SHORT PROBLEM: Set down each line of the data below exactly as it stands, dropping the pictures.

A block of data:
* * * * *

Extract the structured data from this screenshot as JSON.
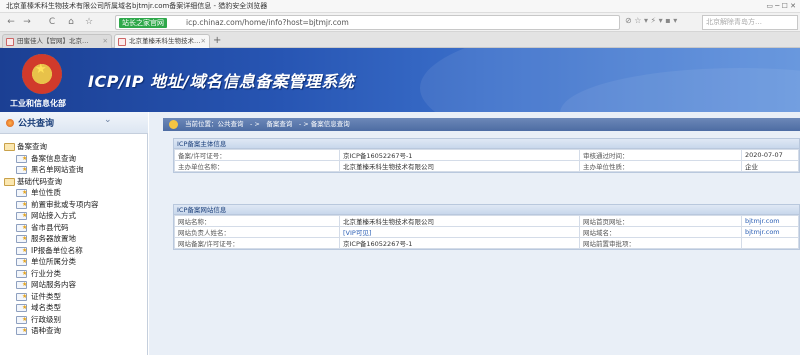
{
  "window": {
    "title": "北京堇榛禾科生物技术有限公司所属域名bjtmjr.com备案详细信息 - 猎豹安全浏览器"
  },
  "toolbar": {
    "back": "←",
    "forward": "→",
    "refresh": "C",
    "home": "⌂",
    "favorite": "☆",
    "badge": "站长之家官网",
    "url": "icp.chinaz.com/home/info?host=bjtmjr.com",
    "search_placeholder": "北京解除青岛方…"
  },
  "tabs": [
    {
      "label": "田蜜佳人【官网】北京…"
    },
    {
      "label": "北京堇榛禾科生物技术…"
    }
  ],
  "banner": {
    "dept": "工业和信息化部",
    "title": "ICP/IP 地址/域名信息备案管理系统"
  },
  "sidebar": {
    "title": "公共查询",
    "tree": [
      {
        "label": "备案查询",
        "level": 1
      },
      {
        "label": "备案信息查询",
        "level": 2
      },
      {
        "label": "黑名单网站查询",
        "level": 2
      },
      {
        "label": "基础代码查询",
        "level": 1
      },
      {
        "label": "单位性质",
        "level": 2
      },
      {
        "label": "前置审批或专项内容",
        "level": 2
      },
      {
        "label": "网站接入方式",
        "level": 2
      },
      {
        "label": "省市县代码",
        "level": 2
      },
      {
        "label": "服务器放置地",
        "level": 2
      },
      {
        "label": "IP报备单位名称",
        "level": 2
      },
      {
        "label": "单位所属分类",
        "level": 2
      },
      {
        "label": "行业分类",
        "level": 2
      },
      {
        "label": "网站服务内容",
        "level": 2
      },
      {
        "label": "证件类型",
        "level": 2
      },
      {
        "label": "域名类型",
        "level": 2
      },
      {
        "label": "行政级别",
        "level": 2
      },
      {
        "label": "语种查询",
        "level": 2
      }
    ]
  },
  "breadcrumb": {
    "text": "当前位置：公共查询　- >　备案查询　- > 备案信息查询"
  },
  "subject": {
    "header": "ICP备案主体信息",
    "rows": [
      [
        "备案/许可证号：",
        "京ICP备16052267号-1",
        "审核通过时间：",
        "2020-07-07"
      ],
      [
        "主办单位名称：",
        "北京堇榛禾科生物技术有限公司",
        "主办单位性质：",
        "企业"
      ]
    ]
  },
  "site": {
    "header": "ICP备案网站信息",
    "rows": [
      [
        "网站名称：",
        "北京堇榛禾科生物技术有限公司",
        "网站首页网址：",
        "bjtmjr.com"
      ],
      [
        "网站负责人姓名：",
        "[VIP可见]",
        "网站域名：",
        "bjtmjr.com"
      ],
      [
        "网站备案/许可证号：",
        "京ICP备16052267号-1",
        "网站前置审批项：",
        ""
      ]
    ]
  }
}
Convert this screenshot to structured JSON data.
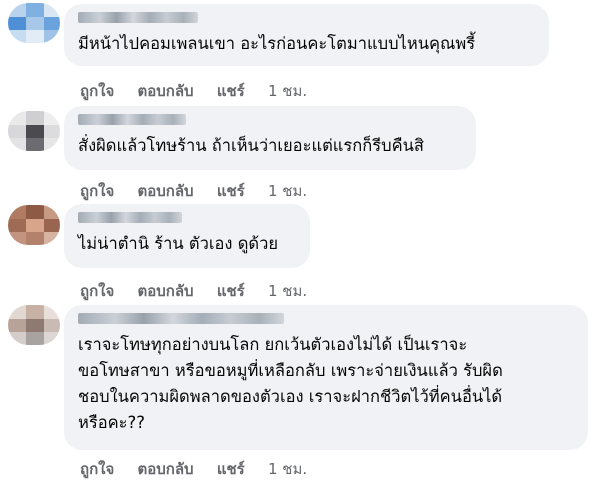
{
  "comments": [
    {
      "text_lines": [
        "มีหน้าไปคอมเพลนเขา อะไรก่อนคะโตมาแบบไหนคุณพรี้"
      ],
      "actions": {
        "like": "ถูกใจ",
        "reply": "ตอบกลับ",
        "share": "แชร์",
        "time": "1 ชม."
      }
    },
    {
      "text_lines": [
        "สั่งผิดแล้วโทษร้าน ถ้าเห็นว่าเยอะแต่แรกก็รีบคืนสิ"
      ],
      "actions": {
        "like": "ถูกใจ",
        "reply": "ตอบกลับ",
        "share": "แชร์",
        "time": "1 ชม."
      }
    },
    {
      "text_lines": [
        "ไม่น่าตำนิ ร้าน ตัวเอง ดูด้วย"
      ],
      "actions": {
        "like": "ถูกใจ",
        "reply": "ตอบกลับ",
        "share": "แชร์",
        "time": "1 ชม."
      }
    },
    {
      "text_lines": [
        "เราจะโทษทุกอย่างบนโลก ยกเว้นตัวเองไม่ได้ เป็นเราจะ",
        "ขอโทษสาขา หรือขอหมูที่เหลือกลับ เพราะจ่ายเงินแล้ว รับผิด",
        "ชอบในความผิดพลาดของตัวเอง เราจะฝากชีวิตไว้ที่คนอื่นได้",
        "หรือคะ??"
      ],
      "actions": {
        "like": "ถูกใจ",
        "reply": "ตอบกลับ",
        "share": "แชร์",
        "time": "1 ชม."
      }
    }
  ],
  "colors": {
    "bubble": "#f0f2f5",
    "text": "#050505",
    "action": "#65676b"
  }
}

* * * * *

OUTPUT OF THE EXERCISE:
Extract the structured data from this screenshot as JSON.
{
  "window": {
    "title": "北京堇榛禾科生物技术有限公司所属域名bjtmjr.com备案详细信息 - 猎豹安全浏览器"
  },
  "toolbar": {
    "back": "←",
    "forward": "→",
    "refresh": "C",
    "home": "⌂",
    "favorite": "☆",
    "badge": "站长之家官网",
    "url": "icp.chinaz.com/home/info?host=bjtmjr.com",
    "search_placeholder": "北京解除青岛方…"
  },
  "tabs": [
    {
      "label": "田蜜佳人【官网】北京…"
    },
    {
      "label": "北京堇榛禾科生物技术…"
    }
  ],
  "banner": {
    "dept": "工业和信息化部",
    "title": "ICP/IP 地址/域名信息备案管理系统"
  },
  "sidebar": {
    "title": "公共查询",
    "tree": [
      {
        "label": "备案查询",
        "level": 1
      },
      {
        "label": "备案信息查询",
        "level": 2
      },
      {
        "label": "黑名单网站查询",
        "level": 2
      },
      {
        "label": "基础代码查询",
        "level": 1
      },
      {
        "label": "单位性质",
        "level": 2
      },
      {
        "label": "前置审批或专项内容",
        "level": 2
      },
      {
        "label": "网站接入方式",
        "level": 2
      },
      {
        "label": "省市县代码",
        "level": 2
      },
      {
        "label": "服务器放置地",
        "level": 2
      },
      {
        "label": "IP报备单位名称",
        "level": 2
      },
      {
        "label": "单位所属分类",
        "level": 2
      },
      {
        "label": "行业分类",
        "level": 2
      },
      {
        "label": "网站服务内容",
        "level": 2
      },
      {
        "label": "证件类型",
        "level": 2
      },
      {
        "label": "域名类型",
        "level": 2
      },
      {
        "label": "行政级别",
        "level": 2
      },
      {
        "label": "语种查询",
        "level": 2
      }
    ]
  },
  "breadcrumb": {
    "text": "当前位置：公共查询　- >　备案查询　- > 备案信息查询"
  },
  "subject": {
    "header": "ICP备案主体信息",
    "rows": [
      [
        "备案/许可证号：",
        "京ICP备16052267号-1",
        "审核通过时间：",
        "2020-07-07"
      ],
      [
        "主办单位名称：",
        "北京堇榛禾科生物技术有限公司",
        "主办单位性质：",
        "企业"
      ]
    ]
  },
  "site": {
    "header": "ICP备案网站信息",
    "rows": [
      [
        "网站名称：",
        "北京堇榛禾科生物技术有限公司",
        "网站首页网址：",
        "bjtmjr.com"
      ],
      [
        "网站负责人姓名：",
        "[VIP可见]",
        "网站域名：",
        "bjtmjr.com"
      ],
      [
        "网站备案/许可证号：",
        "京ICP备16052267号-1",
        "网站前置审批项：",
        ""
      ]
    ]
  }
}
Convert this screenshot to structured JSON data.
{
  "comments": [
    {
      "text_lines": [
        "มีหน้าไปคอมเพลนเขา อะไรก่อนคะโตมาแบบไหนคุณพรี้"
      ],
      "actions": {
        "like": "ถูกใจ",
        "reply": "ตอบกลับ",
        "share": "แชร์",
        "time": "1 ชม."
      }
    },
    {
      "text_lines": [
        "สั่งผิดแล้วโทษร้าน ถ้าเห็นว่าเยอะแต่แรกก็รีบคืนสิ"
      ],
      "actions": {
        "like": "ถูกใจ",
        "reply": "ตอบกลับ",
        "share": "แชร์",
        "time": "1 ชม."
      }
    },
    {
      "text_lines": [
        "ไม่น่าตำนิ ร้าน ตัวเอง ดูด้วย"
      ],
      "actions": {
        "like": "ถูกใจ",
        "reply": "ตอบกลับ",
        "share": "แชร์",
        "time": "1 ชม."
      }
    },
    {
      "text_lines": [
        "เราจะโทษทุกอย่างบนโลก ยกเว้นตัวเองไม่ได้ เป็นเราจะ",
        "ขอโทษสาขา หรือขอหมูที่เหลือกลับ เพราะจ่ายเงินแล้ว รับผิด",
        "ชอบในความผิดพลาดของตัวเอง เราจะฝากชีวิตไว้ที่คนอื่นได้",
        "หรือคะ??"
      ],
      "actions": {
        "like": "ถูกใจ",
        "reply": "ตอบกลับ",
        "share": "แชร์",
        "time": "1 ชม."
      }
    }
  ],
  "colors": {
    "bubble": "#f0f2f5",
    "text": "#050505",
    "action": "#65676b"
  }
}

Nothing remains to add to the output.